[Records from a data collection]
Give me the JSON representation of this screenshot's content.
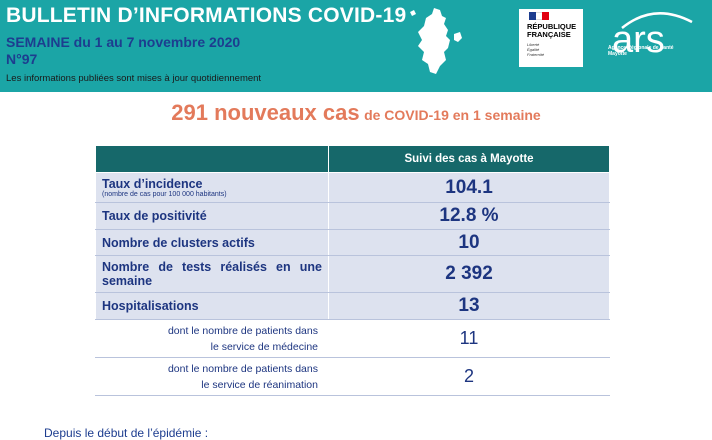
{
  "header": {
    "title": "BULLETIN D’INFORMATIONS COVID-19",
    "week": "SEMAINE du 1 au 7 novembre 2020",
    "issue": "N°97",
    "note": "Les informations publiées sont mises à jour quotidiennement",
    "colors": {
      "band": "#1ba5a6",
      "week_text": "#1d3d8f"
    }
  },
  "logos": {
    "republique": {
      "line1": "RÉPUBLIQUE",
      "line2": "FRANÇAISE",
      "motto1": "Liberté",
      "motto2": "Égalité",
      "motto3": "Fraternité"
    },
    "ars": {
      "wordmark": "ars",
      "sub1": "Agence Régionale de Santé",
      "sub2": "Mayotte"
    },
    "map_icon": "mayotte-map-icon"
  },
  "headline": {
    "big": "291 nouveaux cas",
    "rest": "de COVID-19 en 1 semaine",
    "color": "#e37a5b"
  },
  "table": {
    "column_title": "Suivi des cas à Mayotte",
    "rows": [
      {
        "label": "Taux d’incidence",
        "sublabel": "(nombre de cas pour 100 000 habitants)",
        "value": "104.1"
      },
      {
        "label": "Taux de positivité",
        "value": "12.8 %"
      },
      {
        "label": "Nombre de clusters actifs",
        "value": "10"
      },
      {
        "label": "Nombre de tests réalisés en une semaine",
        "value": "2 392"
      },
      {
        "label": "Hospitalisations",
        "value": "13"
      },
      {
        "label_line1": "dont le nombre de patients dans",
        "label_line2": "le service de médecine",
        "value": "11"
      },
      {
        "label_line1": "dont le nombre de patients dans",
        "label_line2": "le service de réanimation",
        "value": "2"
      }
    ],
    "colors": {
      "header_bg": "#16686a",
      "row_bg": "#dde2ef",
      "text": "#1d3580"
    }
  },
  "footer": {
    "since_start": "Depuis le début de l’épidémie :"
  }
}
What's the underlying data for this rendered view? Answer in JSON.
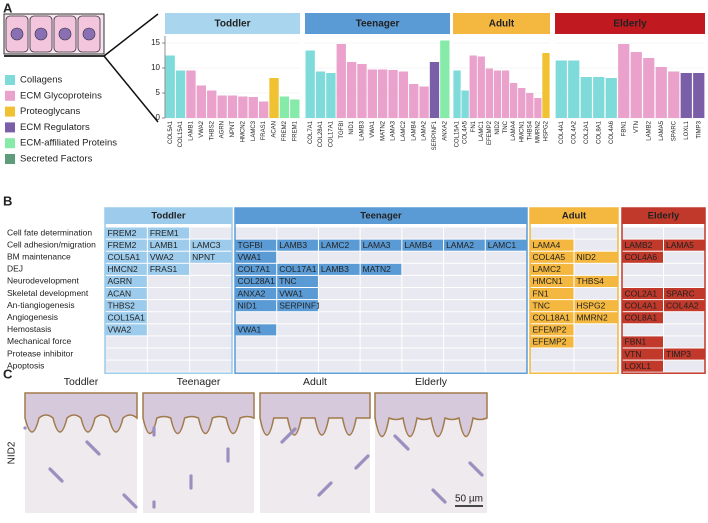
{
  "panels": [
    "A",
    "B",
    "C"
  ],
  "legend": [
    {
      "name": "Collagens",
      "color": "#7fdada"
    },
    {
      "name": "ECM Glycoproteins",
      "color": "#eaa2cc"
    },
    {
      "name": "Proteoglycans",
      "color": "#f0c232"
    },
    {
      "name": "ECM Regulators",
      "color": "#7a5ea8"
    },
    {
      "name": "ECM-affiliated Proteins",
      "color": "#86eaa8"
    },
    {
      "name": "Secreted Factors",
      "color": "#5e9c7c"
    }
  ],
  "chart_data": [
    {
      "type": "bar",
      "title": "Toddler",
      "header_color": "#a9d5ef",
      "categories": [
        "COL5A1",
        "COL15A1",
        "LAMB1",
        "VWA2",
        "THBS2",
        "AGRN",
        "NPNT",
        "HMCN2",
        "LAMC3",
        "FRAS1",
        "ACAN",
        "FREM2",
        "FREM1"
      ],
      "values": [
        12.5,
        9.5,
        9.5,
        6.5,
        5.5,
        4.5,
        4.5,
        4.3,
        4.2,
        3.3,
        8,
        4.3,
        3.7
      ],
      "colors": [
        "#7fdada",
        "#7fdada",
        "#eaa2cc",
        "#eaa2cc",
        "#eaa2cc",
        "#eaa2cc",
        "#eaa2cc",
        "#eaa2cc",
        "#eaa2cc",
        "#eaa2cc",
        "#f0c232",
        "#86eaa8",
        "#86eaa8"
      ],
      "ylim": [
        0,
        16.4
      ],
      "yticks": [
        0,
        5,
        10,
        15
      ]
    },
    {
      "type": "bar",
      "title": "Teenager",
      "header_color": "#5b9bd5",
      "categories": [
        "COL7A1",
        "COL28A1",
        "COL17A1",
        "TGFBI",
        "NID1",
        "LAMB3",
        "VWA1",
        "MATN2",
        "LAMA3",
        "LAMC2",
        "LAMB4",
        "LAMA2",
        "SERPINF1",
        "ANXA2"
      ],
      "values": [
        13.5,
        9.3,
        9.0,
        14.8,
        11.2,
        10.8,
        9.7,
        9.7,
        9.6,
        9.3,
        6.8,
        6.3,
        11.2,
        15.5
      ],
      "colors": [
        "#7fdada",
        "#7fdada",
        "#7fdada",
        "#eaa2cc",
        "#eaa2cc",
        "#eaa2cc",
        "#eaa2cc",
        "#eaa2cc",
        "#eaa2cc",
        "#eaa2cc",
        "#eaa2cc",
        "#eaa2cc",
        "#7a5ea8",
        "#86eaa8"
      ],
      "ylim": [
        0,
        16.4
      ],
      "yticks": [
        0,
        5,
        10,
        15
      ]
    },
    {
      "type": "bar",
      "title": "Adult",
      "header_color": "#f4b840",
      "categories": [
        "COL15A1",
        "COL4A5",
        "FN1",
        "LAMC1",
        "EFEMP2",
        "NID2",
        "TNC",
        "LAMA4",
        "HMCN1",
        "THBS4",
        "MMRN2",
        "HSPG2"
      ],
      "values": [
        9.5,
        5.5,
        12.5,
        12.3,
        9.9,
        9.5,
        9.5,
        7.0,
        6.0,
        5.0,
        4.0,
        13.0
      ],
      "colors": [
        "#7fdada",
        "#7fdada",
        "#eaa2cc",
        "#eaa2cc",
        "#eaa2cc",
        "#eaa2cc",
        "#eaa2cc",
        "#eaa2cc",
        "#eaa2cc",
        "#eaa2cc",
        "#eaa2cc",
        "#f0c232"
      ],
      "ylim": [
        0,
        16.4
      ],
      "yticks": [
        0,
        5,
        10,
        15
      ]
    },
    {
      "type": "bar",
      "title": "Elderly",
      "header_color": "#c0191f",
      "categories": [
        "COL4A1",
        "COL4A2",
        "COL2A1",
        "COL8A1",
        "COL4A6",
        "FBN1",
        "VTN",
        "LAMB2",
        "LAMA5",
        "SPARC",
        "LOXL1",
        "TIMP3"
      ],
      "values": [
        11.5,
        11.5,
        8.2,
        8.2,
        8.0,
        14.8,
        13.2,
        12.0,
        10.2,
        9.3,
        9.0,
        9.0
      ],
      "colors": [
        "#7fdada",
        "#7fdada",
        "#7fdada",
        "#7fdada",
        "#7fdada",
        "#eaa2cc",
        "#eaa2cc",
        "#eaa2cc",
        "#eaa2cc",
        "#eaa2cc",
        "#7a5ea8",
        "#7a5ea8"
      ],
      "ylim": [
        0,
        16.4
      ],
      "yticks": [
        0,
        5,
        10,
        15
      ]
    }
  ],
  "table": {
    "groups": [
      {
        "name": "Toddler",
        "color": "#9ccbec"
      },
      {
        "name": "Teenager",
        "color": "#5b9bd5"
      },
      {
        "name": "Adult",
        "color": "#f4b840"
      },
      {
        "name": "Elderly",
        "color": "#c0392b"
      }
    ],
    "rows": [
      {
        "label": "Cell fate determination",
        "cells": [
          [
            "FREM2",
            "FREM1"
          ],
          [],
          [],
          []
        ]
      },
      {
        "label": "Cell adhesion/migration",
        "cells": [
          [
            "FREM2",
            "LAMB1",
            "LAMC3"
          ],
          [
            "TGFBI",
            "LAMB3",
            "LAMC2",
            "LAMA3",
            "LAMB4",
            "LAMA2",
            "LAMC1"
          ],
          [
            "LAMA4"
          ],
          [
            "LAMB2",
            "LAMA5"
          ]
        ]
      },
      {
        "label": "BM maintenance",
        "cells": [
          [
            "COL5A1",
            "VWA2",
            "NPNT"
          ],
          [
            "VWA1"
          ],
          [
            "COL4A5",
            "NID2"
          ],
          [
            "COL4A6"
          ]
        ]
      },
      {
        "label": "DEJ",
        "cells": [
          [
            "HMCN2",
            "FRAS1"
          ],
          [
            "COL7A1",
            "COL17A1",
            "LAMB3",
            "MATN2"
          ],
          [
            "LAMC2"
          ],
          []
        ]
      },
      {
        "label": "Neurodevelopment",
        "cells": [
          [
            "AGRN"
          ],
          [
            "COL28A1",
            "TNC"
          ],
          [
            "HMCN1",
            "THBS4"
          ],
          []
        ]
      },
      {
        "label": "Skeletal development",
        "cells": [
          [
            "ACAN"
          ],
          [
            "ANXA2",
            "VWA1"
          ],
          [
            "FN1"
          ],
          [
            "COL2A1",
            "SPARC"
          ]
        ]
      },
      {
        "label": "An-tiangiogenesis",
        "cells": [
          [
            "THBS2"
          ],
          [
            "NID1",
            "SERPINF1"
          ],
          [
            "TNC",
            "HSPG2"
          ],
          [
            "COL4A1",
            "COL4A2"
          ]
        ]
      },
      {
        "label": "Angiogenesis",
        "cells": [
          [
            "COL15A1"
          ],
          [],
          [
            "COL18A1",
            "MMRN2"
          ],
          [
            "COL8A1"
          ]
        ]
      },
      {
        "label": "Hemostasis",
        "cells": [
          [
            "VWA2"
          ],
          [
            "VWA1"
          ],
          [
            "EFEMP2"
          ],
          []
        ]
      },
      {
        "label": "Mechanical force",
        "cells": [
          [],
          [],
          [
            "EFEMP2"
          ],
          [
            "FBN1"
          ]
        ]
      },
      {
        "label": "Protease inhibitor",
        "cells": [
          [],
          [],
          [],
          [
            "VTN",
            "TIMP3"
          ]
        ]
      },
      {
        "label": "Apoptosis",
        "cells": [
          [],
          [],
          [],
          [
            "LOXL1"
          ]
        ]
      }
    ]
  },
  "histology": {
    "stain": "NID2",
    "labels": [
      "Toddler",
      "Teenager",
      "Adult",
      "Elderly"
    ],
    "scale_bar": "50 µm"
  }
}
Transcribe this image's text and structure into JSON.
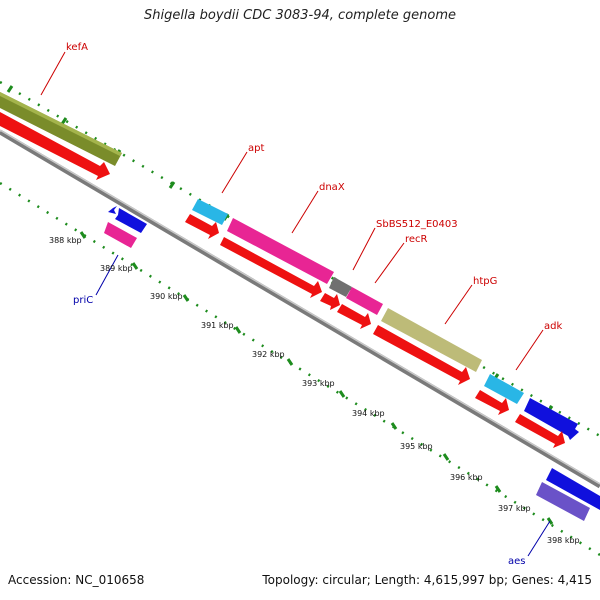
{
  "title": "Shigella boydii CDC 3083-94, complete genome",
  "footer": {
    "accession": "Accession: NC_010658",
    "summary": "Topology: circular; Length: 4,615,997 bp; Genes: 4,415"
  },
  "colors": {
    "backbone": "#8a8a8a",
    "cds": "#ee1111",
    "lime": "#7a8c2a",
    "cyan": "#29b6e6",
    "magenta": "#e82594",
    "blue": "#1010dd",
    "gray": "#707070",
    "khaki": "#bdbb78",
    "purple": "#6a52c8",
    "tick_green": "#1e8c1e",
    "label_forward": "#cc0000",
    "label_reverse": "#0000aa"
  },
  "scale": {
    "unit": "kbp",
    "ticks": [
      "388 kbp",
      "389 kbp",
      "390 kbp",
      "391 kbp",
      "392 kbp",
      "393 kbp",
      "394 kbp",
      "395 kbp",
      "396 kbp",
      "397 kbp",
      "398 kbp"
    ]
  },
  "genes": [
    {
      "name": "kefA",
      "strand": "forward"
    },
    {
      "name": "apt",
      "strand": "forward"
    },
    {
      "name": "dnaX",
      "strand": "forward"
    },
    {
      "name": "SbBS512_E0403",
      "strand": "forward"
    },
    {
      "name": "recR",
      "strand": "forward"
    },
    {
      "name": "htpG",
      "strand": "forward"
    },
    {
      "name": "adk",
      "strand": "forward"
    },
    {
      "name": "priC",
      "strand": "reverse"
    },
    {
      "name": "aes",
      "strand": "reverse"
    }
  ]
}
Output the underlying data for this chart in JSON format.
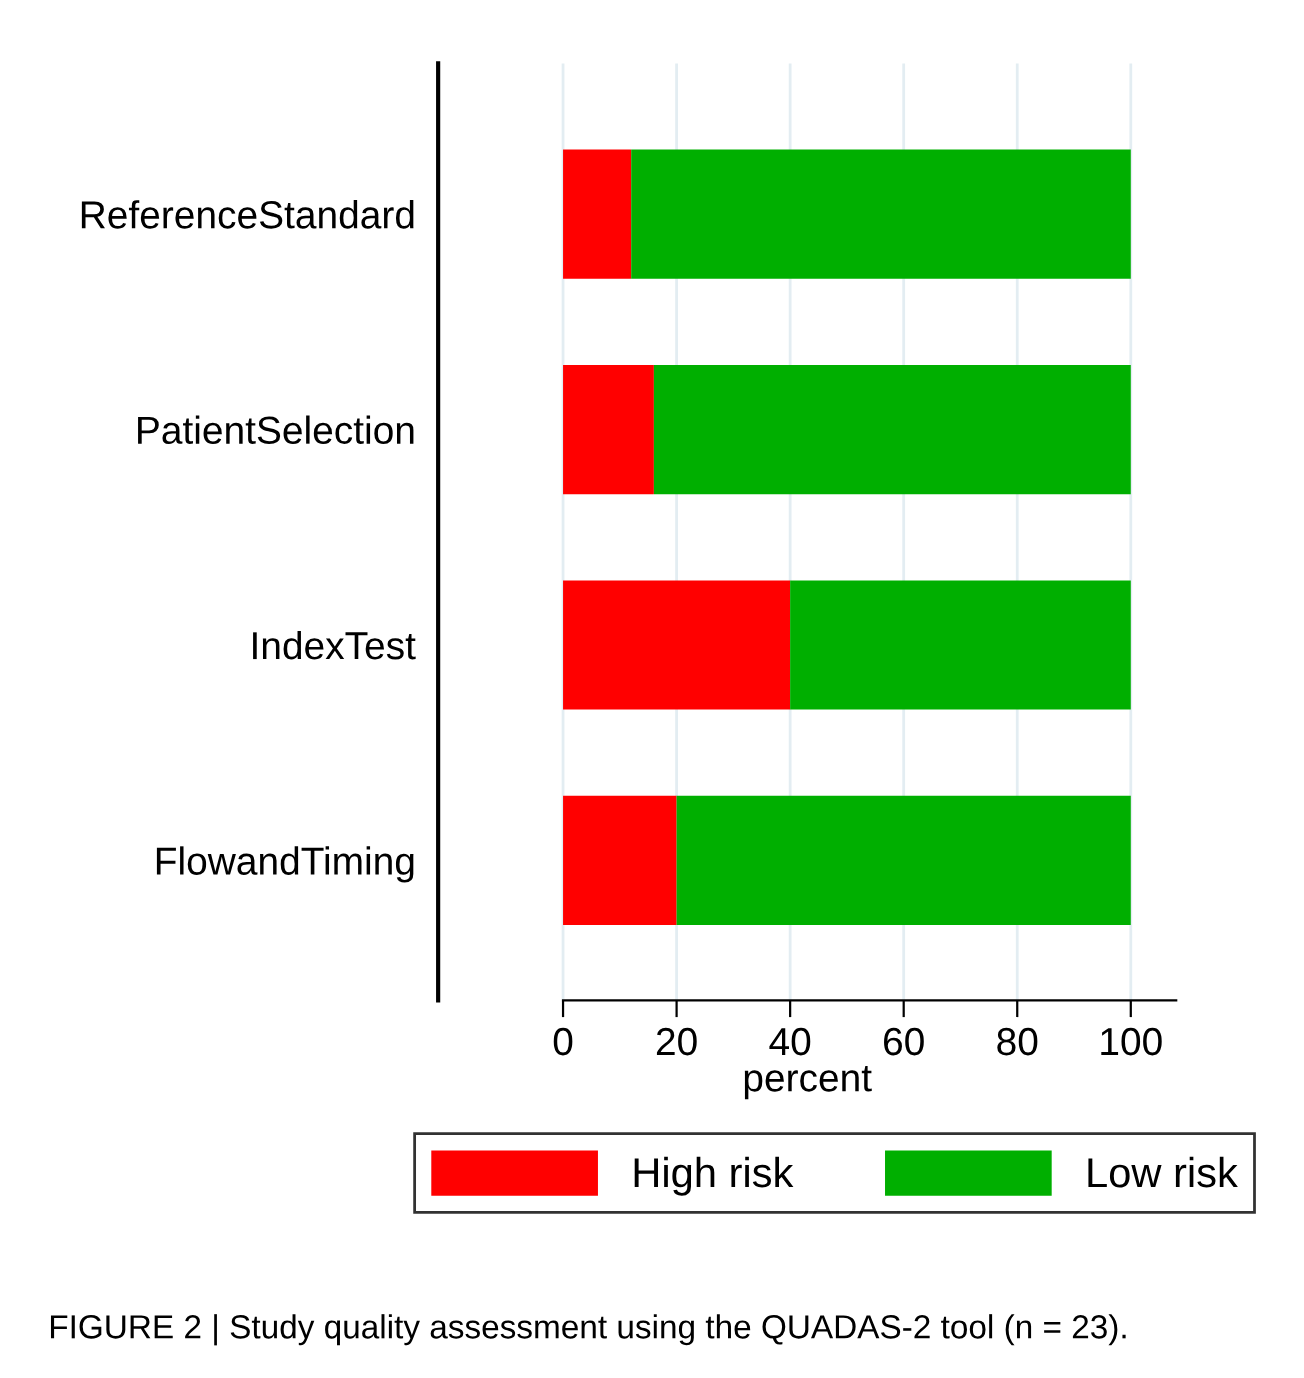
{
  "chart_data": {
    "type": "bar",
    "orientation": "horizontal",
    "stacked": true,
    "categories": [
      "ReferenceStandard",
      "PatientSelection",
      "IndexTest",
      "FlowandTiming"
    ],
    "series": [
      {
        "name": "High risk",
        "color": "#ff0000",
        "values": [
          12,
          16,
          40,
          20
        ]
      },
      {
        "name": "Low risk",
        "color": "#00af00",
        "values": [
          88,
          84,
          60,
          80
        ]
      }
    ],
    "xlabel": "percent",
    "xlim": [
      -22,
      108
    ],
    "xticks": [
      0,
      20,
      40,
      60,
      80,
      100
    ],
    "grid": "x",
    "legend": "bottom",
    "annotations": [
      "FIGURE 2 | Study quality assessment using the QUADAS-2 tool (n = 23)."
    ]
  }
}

*TASK DIRECTIONS:* Please copy the data above word for word, but only from the line that contains "Output the underlying" through the final line, both included, and without the pictures.

*ANSWER TO THE PROBLEM:*
Output the underlying data for this chart in JSON format.
{
  "chart_data": {
    "type": "bar",
    "orientation": "horizontal",
    "stacked": true,
    "categories": [
      "ReferenceStandard",
      "PatientSelection",
      "IndexTest",
      "FlowandTiming"
    ],
    "series": [
      {
        "name": "High risk",
        "color": "#ff0000",
        "values": [
          12,
          16,
          40,
          20
        ]
      },
      {
        "name": "Low risk",
        "color": "#00af00",
        "values": [
          88,
          84,
          60,
          80
        ]
      }
    ],
    "xlabel": "percent",
    "xlim": [
      -22,
      108
    ],
    "xticks": [
      0,
      20,
      40,
      60,
      80,
      100
    ],
    "grid": "x",
    "legend": "bottom",
    "annotations": [
      "FIGURE 2 | Study quality assessment using the QUADAS-2 tool (n = 23)."
    ]
  }
}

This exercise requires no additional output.